*** MATERIAL FOR THIS EXERCISE

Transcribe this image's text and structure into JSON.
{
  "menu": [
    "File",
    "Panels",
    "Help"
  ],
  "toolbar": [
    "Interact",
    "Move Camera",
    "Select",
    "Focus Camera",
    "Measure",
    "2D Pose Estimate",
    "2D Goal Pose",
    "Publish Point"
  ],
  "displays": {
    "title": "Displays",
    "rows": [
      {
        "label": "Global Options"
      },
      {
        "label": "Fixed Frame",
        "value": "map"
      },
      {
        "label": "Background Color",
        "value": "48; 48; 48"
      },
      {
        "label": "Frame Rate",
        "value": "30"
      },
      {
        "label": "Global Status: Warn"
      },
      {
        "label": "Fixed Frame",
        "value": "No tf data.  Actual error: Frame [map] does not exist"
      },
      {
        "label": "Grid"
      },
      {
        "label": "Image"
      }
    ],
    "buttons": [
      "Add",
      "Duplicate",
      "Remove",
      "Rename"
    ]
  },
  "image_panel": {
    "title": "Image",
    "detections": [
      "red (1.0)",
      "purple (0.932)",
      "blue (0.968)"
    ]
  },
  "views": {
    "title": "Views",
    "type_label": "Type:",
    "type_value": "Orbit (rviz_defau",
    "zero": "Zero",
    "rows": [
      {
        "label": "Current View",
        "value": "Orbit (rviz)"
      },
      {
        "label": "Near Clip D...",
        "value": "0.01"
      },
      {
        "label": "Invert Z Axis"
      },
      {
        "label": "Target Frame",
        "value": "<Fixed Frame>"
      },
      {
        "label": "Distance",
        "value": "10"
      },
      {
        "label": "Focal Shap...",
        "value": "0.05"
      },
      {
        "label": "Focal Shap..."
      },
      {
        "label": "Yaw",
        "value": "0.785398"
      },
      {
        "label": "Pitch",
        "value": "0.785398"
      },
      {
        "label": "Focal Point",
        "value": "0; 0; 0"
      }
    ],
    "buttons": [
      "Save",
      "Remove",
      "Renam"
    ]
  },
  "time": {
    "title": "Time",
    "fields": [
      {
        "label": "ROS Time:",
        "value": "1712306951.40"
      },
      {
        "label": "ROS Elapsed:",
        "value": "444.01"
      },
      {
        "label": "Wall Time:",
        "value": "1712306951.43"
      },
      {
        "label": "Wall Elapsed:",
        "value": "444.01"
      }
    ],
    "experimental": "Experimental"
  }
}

******

◆ WHAT YOU HAVE TO DO:
Write down all the entries again without a single difference.

◆ WRITTEN ANSWER:
Transcribe this image's text and structure into JSON.
{
  "menu": [
    "File",
    "Panels",
    "Help"
  ],
  "toolbar": [
    "Interact",
    "Move Camera",
    "Select",
    "Focus Camera",
    "Measure",
    "2D Pose Estimate",
    "2D Goal Pose",
    "Publish Point"
  ],
  "displays": {
    "title": "Displays",
    "rows": [
      {
        "label": "Global Options"
      },
      {
        "label": "Fixed Frame",
        "value": "map"
      },
      {
        "label": "Background Color",
        "value": "48; 48; 48"
      },
      {
        "label": "Frame Rate",
        "value": "30"
      },
      {
        "label": "Global Status: Warn"
      },
      {
        "label": "Fixed Frame",
        "value": "No tf data.  Actual error: Frame [map] does not exist"
      },
      {
        "label": "Grid"
      },
      {
        "label": "Image"
      }
    ],
    "buttons": [
      "Add",
      "Duplicate",
      "Remove",
      "Rename"
    ]
  },
  "image_panel": {
    "title": "Image",
    "detections": [
      "red (1.0)",
      "purple (0.932)",
      "blue (0.968)"
    ]
  },
  "views": {
    "title": "Views",
    "type_label": "Type:",
    "type_value": "Orbit (rviz_defau",
    "zero": "Zero",
    "rows": [
      {
        "label": "Current View",
        "value": "Orbit (rviz)"
      },
      {
        "label": "Near Clip D...",
        "value": "0.01"
      },
      {
        "label": "Invert Z Axis"
      },
      {
        "label": "Target Frame",
        "value": "<Fixed Frame>"
      },
      {
        "label": "Distance",
        "value": "10"
      },
      {
        "label": "Focal Shap...",
        "value": "0.05"
      },
      {
        "label": "Focal Shap..."
      },
      {
        "label": "Yaw",
        "value": "0.785398"
      },
      {
        "label": "Pitch",
        "value": "0.785398"
      },
      {
        "label": "Focal Point",
        "value": "0; 0; 0"
      }
    ],
    "buttons": [
      "Save",
      "Remove",
      "Renam"
    ]
  },
  "time": {
    "title": "Time",
    "fields": [
      {
        "label": "ROS Time:",
        "value": "1712306951.40"
      },
      {
        "label": "ROS Elapsed:",
        "value": "444.01"
      },
      {
        "label": "Wall Time:",
        "value": "1712306951.43"
      },
      {
        "label": "Wall Elapsed:",
        "value": "444.01"
      }
    ],
    "experimental": "Experimental"
  }
}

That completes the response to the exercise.